Task directions: Each entry below should be returned exactly as is, with the pictures removed.

Listed records:

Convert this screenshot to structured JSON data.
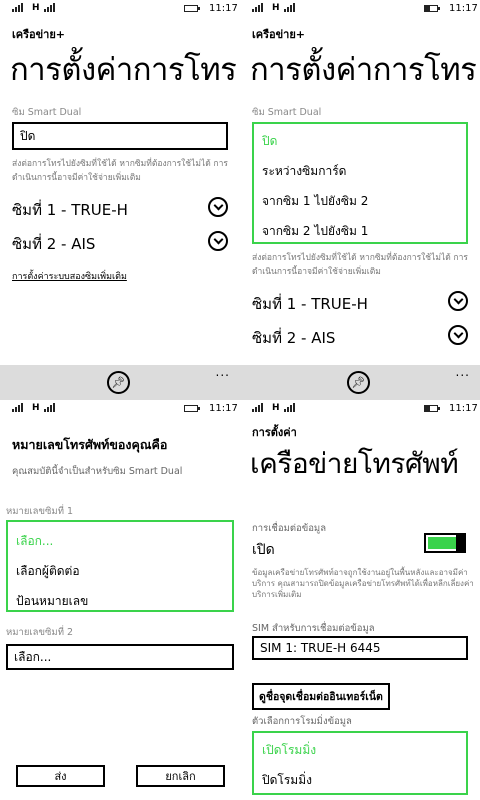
{
  "status": {
    "network_label": "H",
    "time": "11:17"
  },
  "colors": {
    "accent": "#3ad34b",
    "appbar": "#dcdcdc"
  },
  "panel1": {
    "app_title": "เครือข่าย+",
    "page_title": "การตั้งค่าการโทร",
    "smart_dual_label": "ซิม Smart Dual",
    "smart_dual_value": "ปิด",
    "description": "ส่งต่อการโทรไปยังซิมที่ใช้ได้ หากซิมที่ต้องการใช้ไม่ได้ การดำเนินการนี้อาจมีค่าใช้จ่ายเพิ่มเติม",
    "sim1": "ซิมที่ 1 - TRUE-H",
    "sim2": "ซิมที่ 2 - AIS",
    "link": "การตั้งค่าระบบสองซิมเพิ่มเติม"
  },
  "panel2": {
    "app_title": "เครือข่าย+",
    "page_title": "การตั้งค่าการโทร",
    "smart_dual_label": "ซิม Smart Dual",
    "options": [
      "ปิด",
      "ระหว่างซิมการ์ด",
      "จากซิม 1 ไปยังซิม 2",
      "จากซิม 2 ไปยังซิม 1"
    ],
    "description": "ส่งต่อการโทรไปยังซิมที่ใช้ได้ หากซิมที่ต้องการใช้ไม่ได้ การดำเนินการนี้อาจมีค่าใช้จ่ายเพิ่มเติม",
    "sim1": "ซิมที่ 1 - TRUE-H",
    "sim2": "ซิมที่ 2 - AIS"
  },
  "appbar": {
    "pin_icon": "pin-icon",
    "more": "..."
  },
  "panel3": {
    "heading": "หมายเลขโทรศัพท์ของคุณคือ",
    "subheading": "คุณสมบัตินี้จำเป็นสำหรับซิม Smart Dual",
    "sim1_label": "หมายเลขซิมที่ 1",
    "sim1_options": [
      "เลือก...",
      "เลือกผู้ติดต่อ",
      "ป้อนหมายเลข"
    ],
    "sim2_label": "หมายเลขซิมที่ 2",
    "sim2_value": "เลือก...",
    "send": "ส่ง",
    "cancel": "ยกเลิก"
  },
  "panel4": {
    "section": "การตั้งค่า",
    "page_title": "เครือข่ายโทรศัพท์",
    "data_label": "การเชื่อมต่อข้อมูล",
    "data_value": "เปิด",
    "data_desc": "ข้อมูลเครือข่ายโทรศัพท์อาจถูกใช้งานอยู่ในพื้นหลังและอาจมีค่าบริการ คุณสามารถปิดข้อมูลเครือข่ายโทรศัพท์ได้เพื่อหลีกเลี่ยงค่าบริการเพิ่มเติม",
    "sim_label": "SIM สำหรับการเชื่อมต่อข้อมูล",
    "sim_value": "SIM 1: TRUE-H 6445",
    "apn_button": "ดูชื่อจุดเชื่อมต่ออินเทอร์เน็ต",
    "roaming_label": "ตัวเลือกการโรมมิ่งข้อมูล",
    "roaming_options": [
      "เปิดโรมมิ่ง",
      "ปิดโรมมิ่ง"
    ]
  }
}
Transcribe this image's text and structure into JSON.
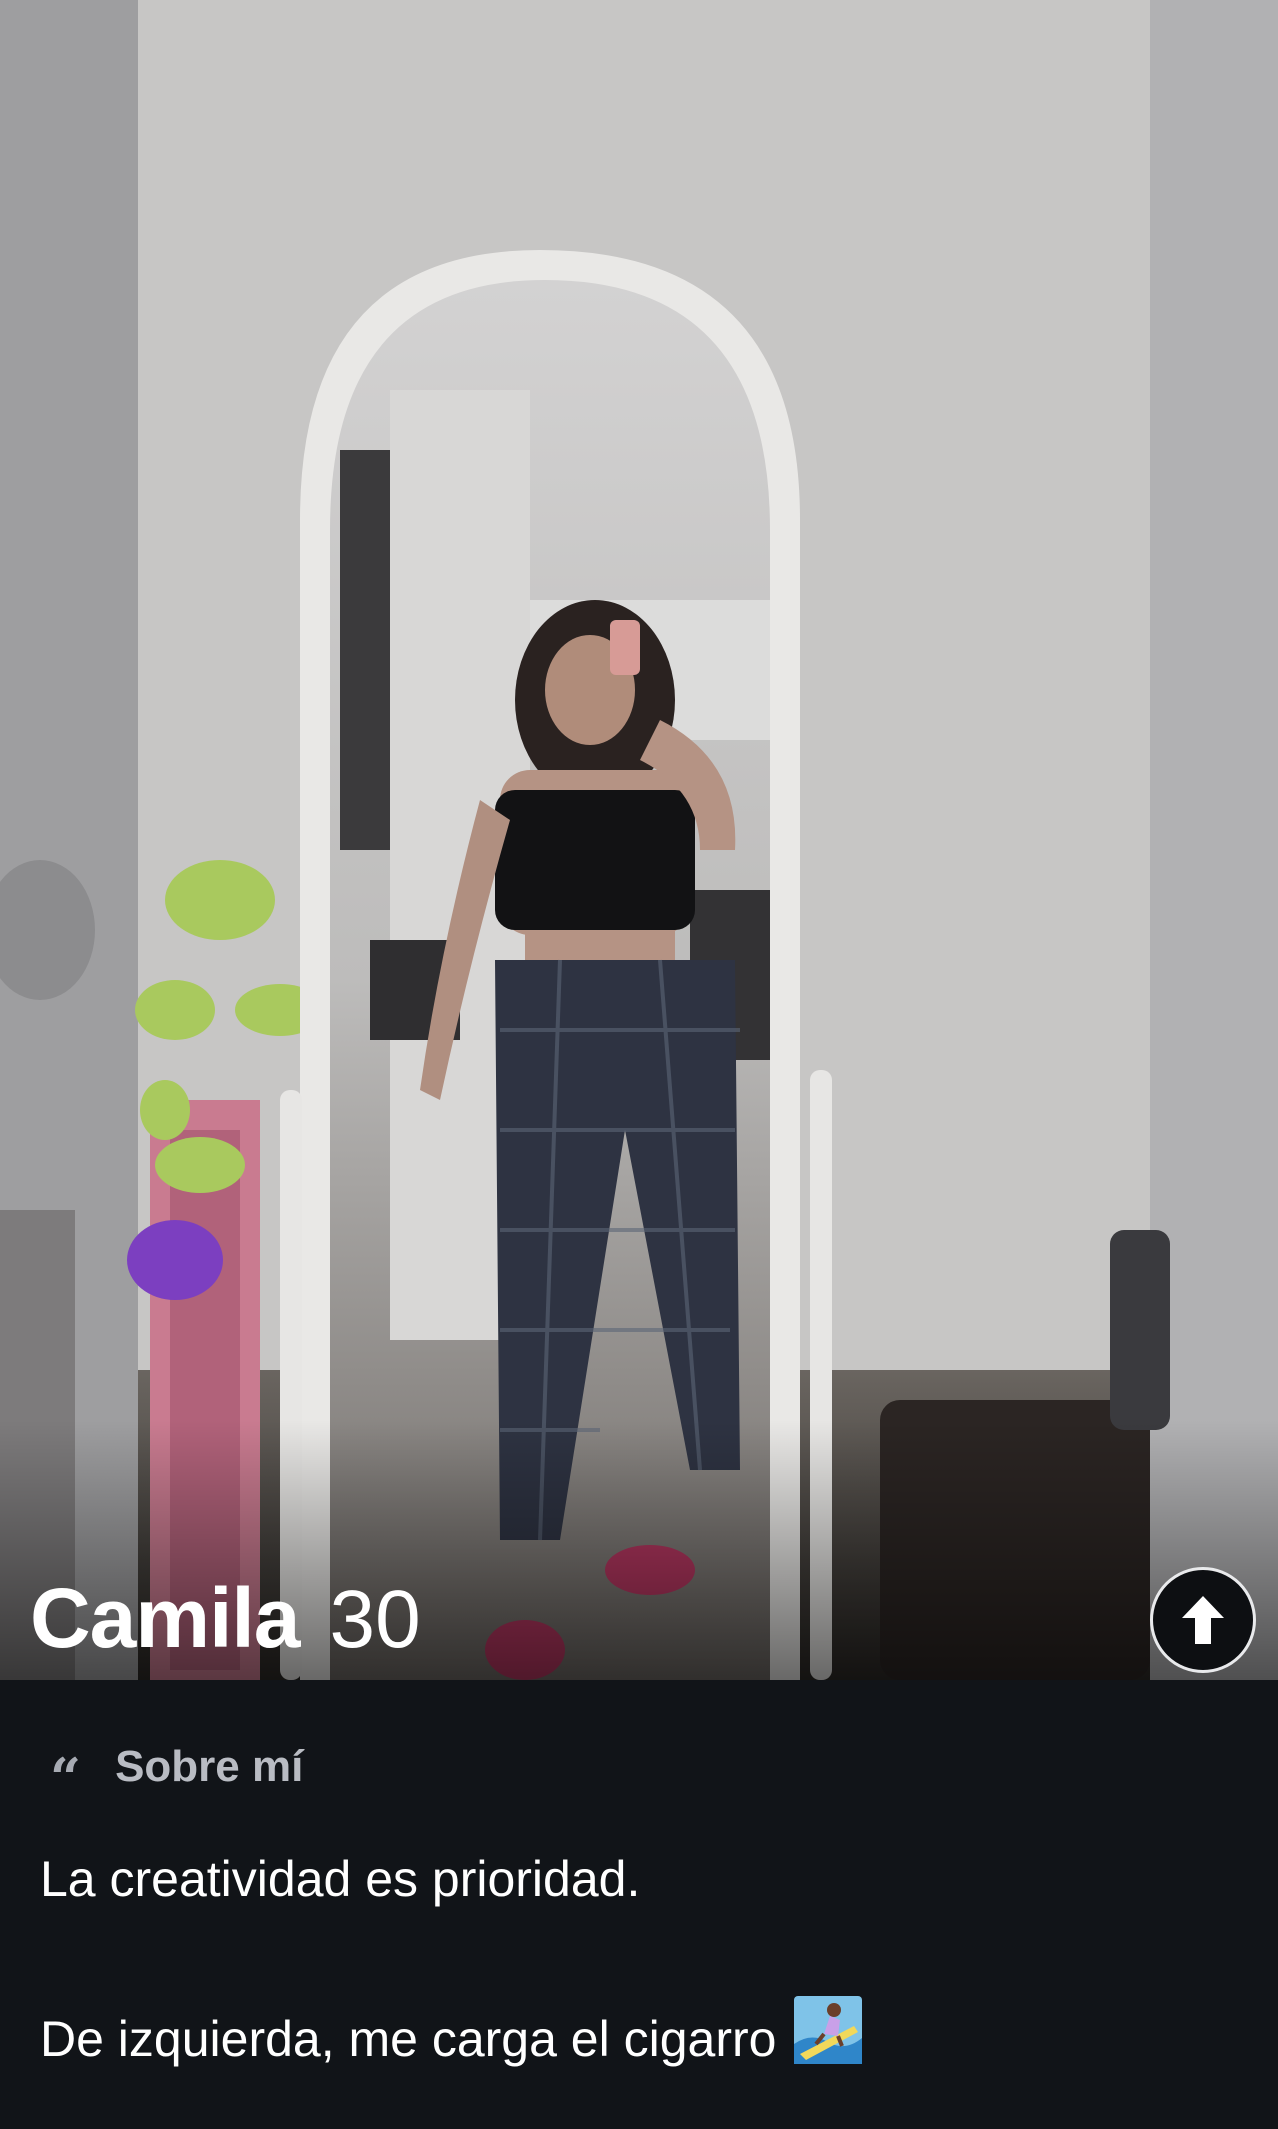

Result of the task:
Convert this screenshot to structured JSON data.
{
  "status": {
    "network_label": "H",
    "time": "11:17"
  },
  "colors": {
    "accent": "#3ad34b",
    "appbar": "#dcdcdc"
  },
  "panel1": {
    "app_title": "เครือข่าย+",
    "page_title": "การตั้งค่าการโทร",
    "smart_dual_label": "ซิม Smart Dual",
    "smart_dual_value": "ปิด",
    "description": "ส่งต่อการโทรไปยังซิมที่ใช้ได้ หากซิมที่ต้องการใช้ไม่ได้ การดำเนินการนี้อาจมีค่าใช้จ่ายเพิ่มเติม",
    "sim1": "ซิมที่ 1 - TRUE-H",
    "sim2": "ซิมที่ 2 - AIS",
    "link": "การตั้งค่าระบบสองซิมเพิ่มเติม"
  },
  "panel2": {
    "app_title": "เครือข่าย+",
    "page_title": "การตั้งค่าการโทร",
    "smart_dual_label": "ซิม Smart Dual",
    "options": [
      "ปิด",
      "ระหว่างซิมการ์ด",
      "จากซิม 1 ไปยังซิม 2",
      "จากซิม 2 ไปยังซิม 1"
    ],
    "description": "ส่งต่อการโทรไปยังซิมที่ใช้ได้ หากซิมที่ต้องการใช้ไม่ได้ การดำเนินการนี้อาจมีค่าใช้จ่ายเพิ่มเติม",
    "sim1": "ซิมที่ 1 - TRUE-H",
    "sim2": "ซิมที่ 2 - AIS"
  },
  "appbar": {
    "pin_icon": "pin-icon",
    "more": "..."
  },
  "panel3": {
    "heading": "หมายเลขโทรศัพท์ของคุณคือ",
    "subheading": "คุณสมบัตินี้จำเป็นสำหรับซิม Smart Dual",
    "sim1_label": "หมายเลขซิมที่ 1",
    "sim1_options": [
      "เลือก...",
      "เลือกผู้ติดต่อ",
      "ป้อนหมายเลข"
    ],
    "sim2_label": "หมายเลขซิมที่ 2",
    "sim2_value": "เลือก...",
    "send": "ส่ง",
    "cancel": "ยกเลิก"
  },
  "panel4": {
    "section": "การตั้งค่า",
    "page_title": "เครือข่ายโทรศัพท์",
    "data_label": "การเชื่อมต่อข้อมูล",
    "data_value": "เปิด",
    "data_desc": "ข้อมูลเครือข่ายโทรศัพท์อาจถูกใช้งานอยู่ในพื้นหลังและอาจมีค่าบริการ คุณสามารถปิดข้อมูลเครือข่ายโทรศัพท์ได้เพื่อหลีกเลี่ยงค่าบริการเพิ่มเติม",
    "sim_label": "SIM สำหรับการเชื่อมต่อข้อมูล",
    "sim_value": "SIM 1: TRUE-H 6445",
    "apn_button": "ดูชื่อจุดเชื่อมต่ออินเทอร์เน็ต",
    "roaming_label": "ตัวเลือกการโรมมิ่งข้อมูล",
    "roaming_options": [
      "เปิดโรมมิ่ง",
      "ปิดโรมมิ่ง"
    ]
  }
}
Transcribe this image's text and structure into JSON.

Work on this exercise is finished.